## Exercise prompt
Go through the entries below and collect each line with the string "this" in it.

>> begin Data for processing

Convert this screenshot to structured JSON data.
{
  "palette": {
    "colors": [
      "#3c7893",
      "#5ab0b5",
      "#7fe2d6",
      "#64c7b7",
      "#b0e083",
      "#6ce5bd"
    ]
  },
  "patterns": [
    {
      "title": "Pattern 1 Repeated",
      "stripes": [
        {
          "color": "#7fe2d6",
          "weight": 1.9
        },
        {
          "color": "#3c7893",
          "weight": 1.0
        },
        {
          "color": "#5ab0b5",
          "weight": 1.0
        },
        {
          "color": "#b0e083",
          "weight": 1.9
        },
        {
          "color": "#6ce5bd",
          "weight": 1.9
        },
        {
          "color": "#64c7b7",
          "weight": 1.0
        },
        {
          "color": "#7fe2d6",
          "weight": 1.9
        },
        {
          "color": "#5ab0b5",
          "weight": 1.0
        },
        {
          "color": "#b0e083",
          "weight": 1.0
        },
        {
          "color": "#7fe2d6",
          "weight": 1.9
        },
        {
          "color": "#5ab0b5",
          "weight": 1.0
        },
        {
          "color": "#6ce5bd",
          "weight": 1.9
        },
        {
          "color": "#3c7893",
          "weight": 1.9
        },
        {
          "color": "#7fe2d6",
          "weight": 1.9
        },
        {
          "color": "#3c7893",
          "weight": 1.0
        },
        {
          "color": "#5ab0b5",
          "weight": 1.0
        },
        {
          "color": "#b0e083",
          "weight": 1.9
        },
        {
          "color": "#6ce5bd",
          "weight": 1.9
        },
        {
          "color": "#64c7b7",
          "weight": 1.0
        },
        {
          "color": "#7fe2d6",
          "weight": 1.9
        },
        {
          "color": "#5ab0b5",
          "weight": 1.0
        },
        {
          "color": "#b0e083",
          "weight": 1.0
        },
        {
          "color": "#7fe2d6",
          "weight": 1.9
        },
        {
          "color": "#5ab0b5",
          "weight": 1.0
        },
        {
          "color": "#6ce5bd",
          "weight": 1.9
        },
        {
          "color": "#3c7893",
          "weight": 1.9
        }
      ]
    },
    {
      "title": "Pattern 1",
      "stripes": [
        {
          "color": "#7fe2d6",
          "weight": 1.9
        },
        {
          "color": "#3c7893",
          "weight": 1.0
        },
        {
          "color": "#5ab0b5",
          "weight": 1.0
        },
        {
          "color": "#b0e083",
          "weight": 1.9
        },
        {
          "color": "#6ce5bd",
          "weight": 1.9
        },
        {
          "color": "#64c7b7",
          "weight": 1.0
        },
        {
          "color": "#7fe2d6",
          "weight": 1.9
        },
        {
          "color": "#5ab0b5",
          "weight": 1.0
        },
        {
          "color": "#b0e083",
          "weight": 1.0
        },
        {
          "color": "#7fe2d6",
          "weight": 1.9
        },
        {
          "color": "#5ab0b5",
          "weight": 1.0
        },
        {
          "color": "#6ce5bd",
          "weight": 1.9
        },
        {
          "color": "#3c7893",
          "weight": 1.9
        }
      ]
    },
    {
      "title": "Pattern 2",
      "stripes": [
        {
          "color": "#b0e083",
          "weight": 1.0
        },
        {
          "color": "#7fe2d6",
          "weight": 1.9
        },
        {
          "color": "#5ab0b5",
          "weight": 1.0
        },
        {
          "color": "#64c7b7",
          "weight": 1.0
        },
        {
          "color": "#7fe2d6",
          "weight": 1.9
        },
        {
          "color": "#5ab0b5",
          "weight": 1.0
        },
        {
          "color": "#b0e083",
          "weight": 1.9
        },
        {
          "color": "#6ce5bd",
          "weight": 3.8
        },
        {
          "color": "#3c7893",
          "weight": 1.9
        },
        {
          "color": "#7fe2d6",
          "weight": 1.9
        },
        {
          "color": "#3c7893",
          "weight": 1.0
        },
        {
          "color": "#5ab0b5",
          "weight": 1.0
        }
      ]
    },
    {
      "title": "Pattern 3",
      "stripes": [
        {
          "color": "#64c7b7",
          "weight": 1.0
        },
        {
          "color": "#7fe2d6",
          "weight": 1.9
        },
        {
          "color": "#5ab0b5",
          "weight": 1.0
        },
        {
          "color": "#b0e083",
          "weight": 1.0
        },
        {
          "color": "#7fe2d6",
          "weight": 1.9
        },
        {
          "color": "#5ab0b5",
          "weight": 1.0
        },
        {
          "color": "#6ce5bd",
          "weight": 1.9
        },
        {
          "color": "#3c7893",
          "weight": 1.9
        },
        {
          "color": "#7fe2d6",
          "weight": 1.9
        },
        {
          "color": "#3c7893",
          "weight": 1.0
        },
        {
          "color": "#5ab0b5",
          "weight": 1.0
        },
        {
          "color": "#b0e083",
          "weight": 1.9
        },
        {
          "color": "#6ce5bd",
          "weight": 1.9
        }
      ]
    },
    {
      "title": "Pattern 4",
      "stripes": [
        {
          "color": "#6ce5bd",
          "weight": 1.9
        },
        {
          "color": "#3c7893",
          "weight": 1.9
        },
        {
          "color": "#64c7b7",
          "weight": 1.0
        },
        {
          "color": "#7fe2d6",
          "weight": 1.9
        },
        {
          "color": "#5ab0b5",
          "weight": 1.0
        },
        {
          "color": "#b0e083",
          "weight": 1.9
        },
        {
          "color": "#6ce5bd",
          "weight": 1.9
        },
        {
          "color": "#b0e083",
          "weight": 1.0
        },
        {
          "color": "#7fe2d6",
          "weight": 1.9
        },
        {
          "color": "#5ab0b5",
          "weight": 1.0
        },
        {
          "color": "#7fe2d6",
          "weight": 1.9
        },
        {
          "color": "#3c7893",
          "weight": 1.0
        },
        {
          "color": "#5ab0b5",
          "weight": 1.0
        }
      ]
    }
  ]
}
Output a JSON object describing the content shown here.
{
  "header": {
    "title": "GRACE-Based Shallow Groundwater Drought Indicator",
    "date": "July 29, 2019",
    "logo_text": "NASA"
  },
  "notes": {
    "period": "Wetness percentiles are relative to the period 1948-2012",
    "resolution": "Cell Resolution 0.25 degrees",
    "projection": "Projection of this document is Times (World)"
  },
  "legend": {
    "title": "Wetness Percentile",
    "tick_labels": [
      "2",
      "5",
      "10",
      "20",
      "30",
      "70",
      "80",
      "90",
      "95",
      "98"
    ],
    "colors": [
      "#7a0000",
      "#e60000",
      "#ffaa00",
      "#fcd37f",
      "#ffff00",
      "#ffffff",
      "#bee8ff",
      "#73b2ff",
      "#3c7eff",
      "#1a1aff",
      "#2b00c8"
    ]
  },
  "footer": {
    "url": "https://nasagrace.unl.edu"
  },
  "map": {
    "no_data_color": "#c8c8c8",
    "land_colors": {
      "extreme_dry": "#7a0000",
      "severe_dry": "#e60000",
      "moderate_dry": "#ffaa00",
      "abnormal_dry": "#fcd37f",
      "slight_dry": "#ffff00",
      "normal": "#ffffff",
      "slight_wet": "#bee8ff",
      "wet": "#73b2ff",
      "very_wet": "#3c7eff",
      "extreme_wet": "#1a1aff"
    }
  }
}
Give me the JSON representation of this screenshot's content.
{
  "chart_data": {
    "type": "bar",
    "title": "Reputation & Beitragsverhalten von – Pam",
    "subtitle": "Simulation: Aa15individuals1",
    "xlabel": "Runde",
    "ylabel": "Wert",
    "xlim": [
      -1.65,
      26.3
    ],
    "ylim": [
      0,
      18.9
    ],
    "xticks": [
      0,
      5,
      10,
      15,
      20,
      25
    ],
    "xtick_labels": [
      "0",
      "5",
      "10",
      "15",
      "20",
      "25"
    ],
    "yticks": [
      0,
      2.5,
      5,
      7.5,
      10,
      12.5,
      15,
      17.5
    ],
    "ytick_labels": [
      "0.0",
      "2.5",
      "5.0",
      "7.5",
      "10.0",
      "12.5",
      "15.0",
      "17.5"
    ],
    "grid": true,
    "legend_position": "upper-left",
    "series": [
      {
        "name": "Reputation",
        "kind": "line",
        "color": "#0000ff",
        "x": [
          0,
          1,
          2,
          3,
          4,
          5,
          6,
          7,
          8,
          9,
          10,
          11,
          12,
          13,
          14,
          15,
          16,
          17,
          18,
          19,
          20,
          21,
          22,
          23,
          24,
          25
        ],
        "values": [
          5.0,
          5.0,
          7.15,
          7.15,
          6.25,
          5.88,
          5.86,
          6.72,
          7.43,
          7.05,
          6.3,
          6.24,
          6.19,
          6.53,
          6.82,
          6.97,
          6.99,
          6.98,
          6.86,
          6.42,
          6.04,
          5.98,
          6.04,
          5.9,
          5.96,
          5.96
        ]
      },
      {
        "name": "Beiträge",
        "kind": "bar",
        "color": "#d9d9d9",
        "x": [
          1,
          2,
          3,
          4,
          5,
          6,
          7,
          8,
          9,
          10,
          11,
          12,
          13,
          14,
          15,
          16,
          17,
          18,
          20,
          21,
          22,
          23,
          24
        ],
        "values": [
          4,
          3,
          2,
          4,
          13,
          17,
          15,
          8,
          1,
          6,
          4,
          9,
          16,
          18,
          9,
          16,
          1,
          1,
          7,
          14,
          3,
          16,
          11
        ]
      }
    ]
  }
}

>> end Data for processing

## Solution to the exercise
Convert this screenshot to structured JSON data.
    "projection": "Projection of this document is Times (World)"
Give me the JSON representation of this screenshot's content.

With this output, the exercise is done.